____ Material shown
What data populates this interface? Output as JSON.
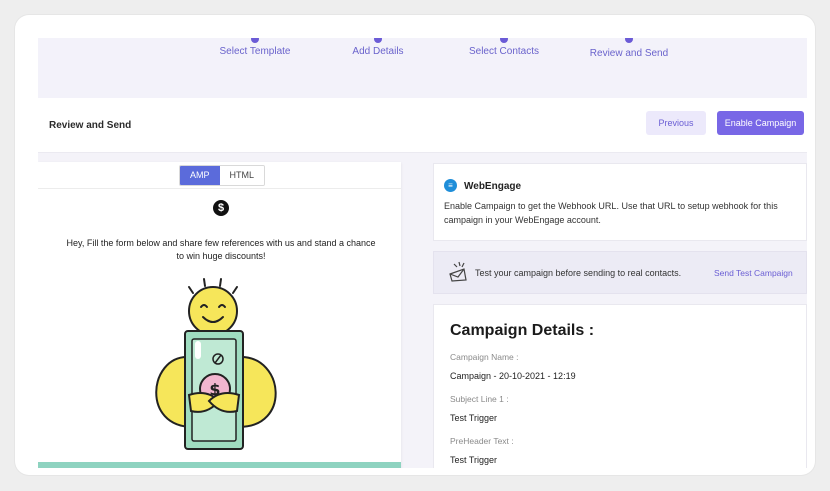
{
  "stepper": {
    "steps": [
      {
        "label": "Select Template"
      },
      {
        "label": "Add Details"
      },
      {
        "label": "Select Contacts"
      },
      {
        "label": "Review and Send"
      }
    ]
  },
  "header": {
    "title": "Review and Send",
    "previous_label": "Previous",
    "enable_label": "Enable Campaign"
  },
  "preview": {
    "tabs": [
      "AMP",
      "HTML"
    ],
    "active_tab": "AMP",
    "dollar_symbol": "$",
    "message": "Hey, Fill the form below and share few references with us and stand a chance to win huge discounts!"
  },
  "webengage": {
    "title": "WebEngage",
    "description": "Enable Campaign to get the Webhook URL. Use that URL to setup webhook for this campaign in your WebEngage account."
  },
  "test": {
    "text": "Test your campaign before sending to real contacts.",
    "link": "Send Test Campaign"
  },
  "details": {
    "title": "Campaign Details :",
    "fields": [
      {
        "label": "Campaign Name :",
        "value": "Campaign - 20-10-2021 - 12:19"
      },
      {
        "label": "Subject Line 1 :",
        "value": "Test Trigger"
      },
      {
        "label": "PreHeader Text :",
        "value": "Test Trigger"
      }
    ]
  },
  "colors": {
    "accent": "#7867e6",
    "accent_light": "#ece9fb",
    "green": "#8ed3c0"
  }
}
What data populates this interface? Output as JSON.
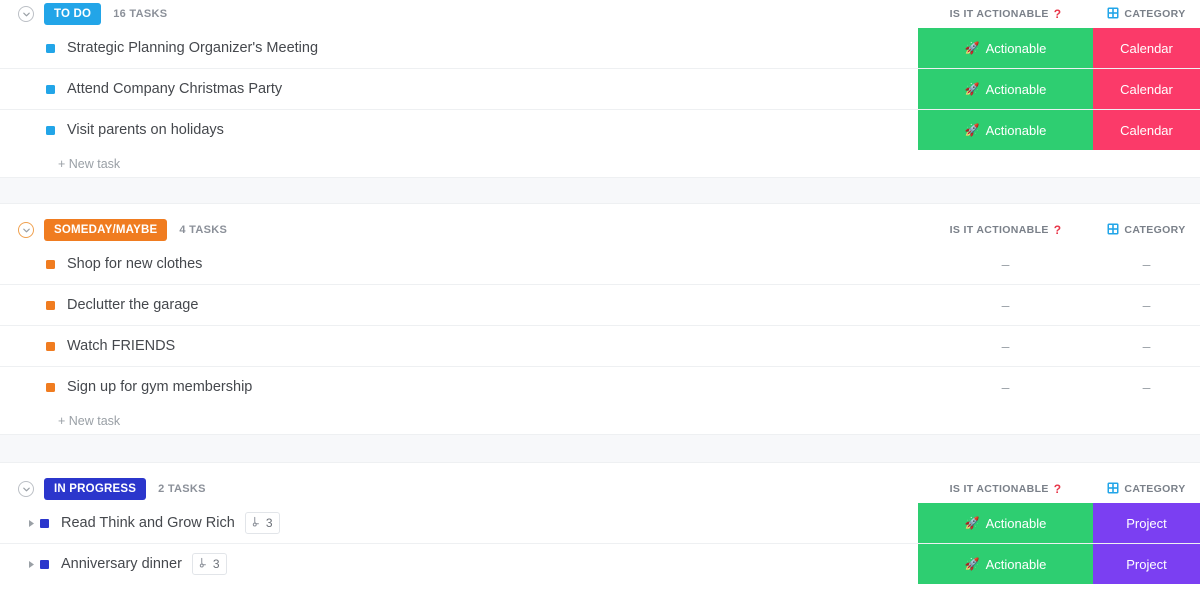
{
  "columns": {
    "actionable_label": "IS IT ACTIONABLE",
    "actionable_marker": "?",
    "category_label": "CATEGORY",
    "category_icon": "grid-icon",
    "empty_value": "–"
  },
  "labels": {
    "new_task": "+ New task",
    "rocket_icon": "🚀"
  },
  "colors": {
    "todo_badge": "#22a5e8",
    "someday_badge": "#f07c20",
    "inprogress_badge": "#2b36cc",
    "actionable_cell": "#2ece71",
    "calendar_cell": "#fb3a69",
    "project_cell": "#7b3ff2",
    "question_mark": "#e8374a",
    "category_icon": "#22a5e8"
  },
  "groups": [
    {
      "id": "todo",
      "status": "TO DO",
      "task_count": "16 TASKS",
      "badge_color": "#22a5e8",
      "bullet_class": "blue",
      "chevron_class": "",
      "tasks": [
        {
          "name": "Strategic Planning Organizer's Meeting",
          "actionable": "Actionable",
          "category": "Calendar",
          "actionable_color": "#2ece71",
          "category_color": "#fb3a69",
          "has_expand": false,
          "subtasks": null
        },
        {
          "name": "Attend Company Christmas Party",
          "actionable": "Actionable",
          "category": "Calendar",
          "actionable_color": "#2ece71",
          "category_color": "#fb3a69",
          "has_expand": false,
          "subtasks": null
        },
        {
          "name": "Visit parents on holidays",
          "actionable": "Actionable",
          "category": "Calendar",
          "actionable_color": "#2ece71",
          "category_color": "#fb3a69",
          "has_expand": false,
          "subtasks": null
        }
      ]
    },
    {
      "id": "someday",
      "status": "SOMEDAY/MAYBE",
      "task_count": "4 TASKS",
      "badge_color": "#f07c20",
      "bullet_class": "orange",
      "chevron_class": "orange",
      "tasks": [
        {
          "name": "Shop for new clothes",
          "actionable": "–",
          "category": "–",
          "actionable_color": "",
          "category_color": "",
          "has_expand": false,
          "subtasks": null
        },
        {
          "name": "Declutter the garage",
          "actionable": "–",
          "category": "–",
          "actionable_color": "",
          "category_color": "",
          "has_expand": false,
          "subtasks": null
        },
        {
          "name": "Watch FRIENDS",
          "actionable": "–",
          "category": "–",
          "actionable_color": "",
          "category_color": "",
          "has_expand": false,
          "subtasks": null
        },
        {
          "name": "Sign up for gym membership",
          "actionable": "–",
          "category": "–",
          "actionable_color": "",
          "category_color": "",
          "has_expand": false,
          "subtasks": null
        }
      ]
    },
    {
      "id": "inprogress",
      "status": "IN PROGRESS",
      "task_count": "2 TASKS",
      "badge_color": "#2b36cc",
      "bullet_class": "navy",
      "chevron_class": "",
      "tasks": [
        {
          "name": "Read Think and Grow Rich",
          "actionable": "Actionable",
          "category": "Project",
          "actionable_color": "#2ece71",
          "category_color": "#7b3ff2",
          "has_expand": true,
          "subtasks": "3"
        },
        {
          "name": "Anniversary dinner",
          "actionable": "Actionable",
          "category": "Project",
          "actionable_color": "#2ece71",
          "category_color": "#7b3ff2",
          "has_expand": true,
          "subtasks": "3"
        }
      ]
    }
  ]
}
________
Transcribe all entries above exactly. Drop the pictures.

The response:
What data populates this interface? Output as JSON.
{
  "stepper": {
    "steps": [
      {
        "label": "Select Template"
      },
      {
        "label": "Add Details"
      },
      {
        "label": "Select Contacts"
      },
      {
        "label": "Review and Send"
      }
    ]
  },
  "header": {
    "title": "Review and Send",
    "previous_label": "Previous",
    "enable_label": "Enable Campaign"
  },
  "preview": {
    "tabs": [
      "AMP",
      "HTML"
    ],
    "active_tab": "AMP",
    "dollar_symbol": "$",
    "message": "Hey, Fill the form below and share few references with us and stand a chance to win huge discounts!"
  },
  "webengage": {
    "title": "WebEngage",
    "description": "Enable Campaign to get the Webhook URL. Use that URL to setup webhook for this campaign in your WebEngage account."
  },
  "test": {
    "text": "Test your campaign before sending to real contacts.",
    "link": "Send Test Campaign"
  },
  "details": {
    "title": "Campaign Details :",
    "fields": [
      {
        "label": "Campaign Name :",
        "value": "Campaign - 20-10-2021 - 12:19"
      },
      {
        "label": "Subject Line 1 :",
        "value": "Test Trigger"
      },
      {
        "label": "PreHeader Text :",
        "value": "Test Trigger"
      }
    ]
  },
  "colors": {
    "accent": "#7867e6",
    "accent_light": "#ece9fb",
    "green": "#8ed3c0"
  }
}
What data populates this interface? Output as JSON.
{
  "columns": {
    "actionable_label": "IS IT ACTIONABLE",
    "actionable_marker": "?",
    "category_label": "CATEGORY",
    "category_icon": "grid-icon",
    "empty_value": "–"
  },
  "labels": {
    "new_task": "+ New task",
    "rocket_icon": "🚀"
  },
  "colors": {
    "todo_badge": "#22a5e8",
    "someday_badge": "#f07c20",
    "inprogress_badge": "#2b36cc",
    "actionable_cell": "#2ece71",
    "calendar_cell": "#fb3a69",
    "project_cell": "#7b3ff2",
    "question_mark": "#e8374a",
    "category_icon": "#22a5e8"
  },
  "groups": [
    {
      "id": "todo",
      "status": "TO DO",
      "task_count": "16 TASKS",
      "badge_color": "#22a5e8",
      "bullet_class": "blue",
      "chevron_class": "",
      "tasks": [
        {
          "name": "Strategic Planning Organizer's Meeting",
          "actionable": "Actionable",
          "category": "Calendar",
          "actionable_color": "#2ece71",
          "category_color": "#fb3a69",
          "has_expand": false,
          "subtasks": null
        },
        {
          "name": "Attend Company Christmas Party",
          "actionable": "Actionable",
          "category": "Calendar",
          "actionable_color": "#2ece71",
          "category_color": "#fb3a69",
          "has_expand": false,
          "subtasks": null
        },
        {
          "name": "Visit parents on holidays",
          "actionable": "Actionable",
          "category": "Calendar",
          "actionable_color": "#2ece71",
          "category_color": "#fb3a69",
          "has_expand": false,
          "subtasks": null
        }
      ]
    },
    {
      "id": "someday",
      "status": "SOMEDAY/MAYBE",
      "task_count": "4 TASKS",
      "badge_color": "#f07c20",
      "bullet_class": "orange",
      "chevron_class": "orange",
      "tasks": [
        {
          "name": "Shop for new clothes",
          "actionable": "–",
          "category": "–",
          "actionable_color": "",
          "category_color": "",
          "has_expand": false,
          "subtasks": null
        },
        {
          "name": "Declutter the garage",
          "actionable": "–",
          "category": "–",
          "actionable_color": "",
          "category_color": "",
          "has_expand": false,
          "subtasks": null
        },
        {
          "name": "Watch FRIENDS",
          "actionable": "–",
          "category": "–",
          "actionable_color": "",
          "category_color": "",
          "has_expand": false,
          "subtasks": null
        },
        {
          "name": "Sign up for gym membership",
          "actionable": "–",
          "category": "–",
          "actionable_color": "",
          "category_color": "",
          "has_expand": false,
          "subtasks": null
        }
      ]
    },
    {
      "id": "inprogress",
      "status": "IN PROGRESS",
      "task_count": "2 TASKS",
      "badge_color": "#2b36cc",
      "bullet_class": "navy",
      "chevron_class": "",
      "tasks": [
        {
          "name": "Read Think and Grow Rich",
          "actionable": "Actionable",
          "category": "Project",
          "actionable_color": "#2ece71",
          "category_color": "#7b3ff2",
          "has_expand": true,
          "subtasks": "3"
        },
        {
          "name": "Anniversary dinner",
          "actionable": "Actionable",
          "category": "Project",
          "actionable_color": "#2ece71",
          "category_color": "#7b3ff2",
          "has_expand": true,
          "subtasks": "3"
        }
      ]
    }
  ]
}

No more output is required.